TO BE DONE: Pictures aside, write out every record exactly as it appears.
◆ ◆ ◆ ◆ ◆ ◆ ◆
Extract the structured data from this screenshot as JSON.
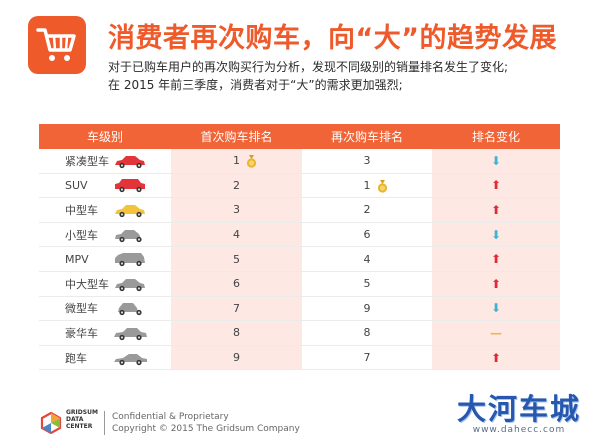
{
  "header": {
    "title": "消费者再次购车，向“大”的趋势发展",
    "subtitle_1": "对于已购车用户的再次购买行为分析，发现不同级别的销量排名发生了变化;",
    "subtitle_2": "在 2015 年前三季度，消费者对于“大”的需求更加强烈;"
  },
  "table": {
    "headers": [
      "车级别",
      "首次购车排名",
      "再次购车排名",
      "排名变化"
    ],
    "rows": [
      {
        "type": "紧凑型车",
        "first": "1",
        "repeat": "3",
        "change": "down",
        "car": "sedan",
        "car_color": "#e3343a",
        "medal": "first"
      },
      {
        "type": "SUV",
        "first": "2",
        "repeat": "1",
        "change": "up",
        "car": "suv",
        "car_color": "#e3343a",
        "medal": "repeat"
      },
      {
        "type": "中型车",
        "first": "3",
        "repeat": "2",
        "change": "up",
        "car": "sedan",
        "car_color": "#f2c33b",
        "medal": ""
      },
      {
        "type": "小型车",
        "first": "4",
        "repeat": "6",
        "change": "down",
        "car": "hatch",
        "car_color": "#9a9a9a",
        "medal": ""
      },
      {
        "type": "MPV",
        "first": "5",
        "repeat": "4",
        "change": "up",
        "car": "mpv",
        "car_color": "#9a9a9a",
        "medal": ""
      },
      {
        "type": "中大型车",
        "first": "6",
        "repeat": "5",
        "change": "up",
        "car": "sedan",
        "car_color": "#9a9a9a",
        "medal": ""
      },
      {
        "type": "微型车",
        "first": "7",
        "repeat": "9",
        "change": "down",
        "car": "mini",
        "car_color": "#9a9a9a",
        "medal": ""
      },
      {
        "type": "豪华车",
        "first": "8",
        "repeat": "8",
        "change": "flat",
        "car": "luxury",
        "car_color": "#9a9a9a",
        "medal": ""
      },
      {
        "type": "跑车",
        "first": "9",
        "repeat": "7",
        "change": "up",
        "car": "sports",
        "car_color": "#9a9a9a",
        "medal": ""
      }
    ],
    "arrow_glyphs": {
      "up": "⬆",
      "down": "⬇",
      "flat": "—"
    },
    "colors": {
      "accent": "#ef5a2b",
      "header_bg": "#f06437",
      "tint": "#fde8e3",
      "up": "#e02a36",
      "down": "#3fb2d4",
      "flat": "#f4b24a"
    }
  },
  "footer": {
    "logo_text": "GRIDSUM DATA CENTER",
    "line_1": "Confidential & Proprietary",
    "line_2": "Copyright © 2015 The Gridsum Company"
  },
  "watermark": {
    "main": "大河车城",
    "url": "www.dahecc.com"
  },
  "icons": {
    "header": "shopping-cart-icon",
    "logo": "gridsum-logo-icon",
    "medal": "gold-medal-icon"
  }
}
◆ ◆ ◆ ◆ ◆ ◆ ◆
EXPECTED ANSWER:
Extract the structured data from this screenshot as JSON.
{
  "header": {
    "title": "消费者再次购车，向“大”的趋势发展",
    "subtitle_1": "对于已购车用户的再次购买行为分析，发现不同级别的销量排名发生了变化;",
    "subtitle_2": "在 2015 年前三季度，消费者对于“大”的需求更加强烈;"
  },
  "table": {
    "headers": [
      "车级别",
      "首次购车排名",
      "再次购车排名",
      "排名变化"
    ],
    "rows": [
      {
        "type": "紧凑型车",
        "first": "1",
        "repeat": "3",
        "change": "down",
        "car": "sedan",
        "car_color": "#e3343a",
        "medal": "first"
      },
      {
        "type": "SUV",
        "first": "2",
        "repeat": "1",
        "change": "up",
        "car": "suv",
        "car_color": "#e3343a",
        "medal": "repeat"
      },
      {
        "type": "中型车",
        "first": "3",
        "repeat": "2",
        "change": "up",
        "car": "sedan",
        "car_color": "#f2c33b",
        "medal": ""
      },
      {
        "type": "小型车",
        "first": "4",
        "repeat": "6",
        "change": "down",
        "car": "hatch",
        "car_color": "#9a9a9a",
        "medal": ""
      },
      {
        "type": "MPV",
        "first": "5",
        "repeat": "4",
        "change": "up",
        "car": "mpv",
        "car_color": "#9a9a9a",
        "medal": ""
      },
      {
        "type": "中大型车",
        "first": "6",
        "repeat": "5",
        "change": "up",
        "car": "sedan",
        "car_color": "#9a9a9a",
        "medal": ""
      },
      {
        "type": "微型车",
        "first": "7",
        "repeat": "9",
        "change": "down",
        "car": "mini",
        "car_color": "#9a9a9a",
        "medal": ""
      },
      {
        "type": "豪华车",
        "first": "8",
        "repeat": "8",
        "change": "flat",
        "car": "luxury",
        "car_color": "#9a9a9a",
        "medal": ""
      },
      {
        "type": "跑车",
        "first": "9",
        "repeat": "7",
        "change": "up",
        "car": "sports",
        "car_color": "#9a9a9a",
        "medal": ""
      }
    ],
    "arrow_glyphs": {
      "up": "⬆",
      "down": "⬇",
      "flat": "—"
    },
    "colors": {
      "accent": "#ef5a2b",
      "header_bg": "#f06437",
      "tint": "#fde8e3",
      "up": "#e02a36",
      "down": "#3fb2d4",
      "flat": "#f4b24a"
    }
  },
  "footer": {
    "logo_text": "GRIDSUM DATA CENTER",
    "line_1": "Confidential & Proprietary",
    "line_2": "Copyright © 2015 The Gridsum Company"
  },
  "watermark": {
    "main": "大河车城",
    "url": "www.dahecc.com"
  },
  "icons": {
    "header": "shopping-cart-icon",
    "logo": "gridsum-logo-icon",
    "medal": "gold-medal-icon"
  }
}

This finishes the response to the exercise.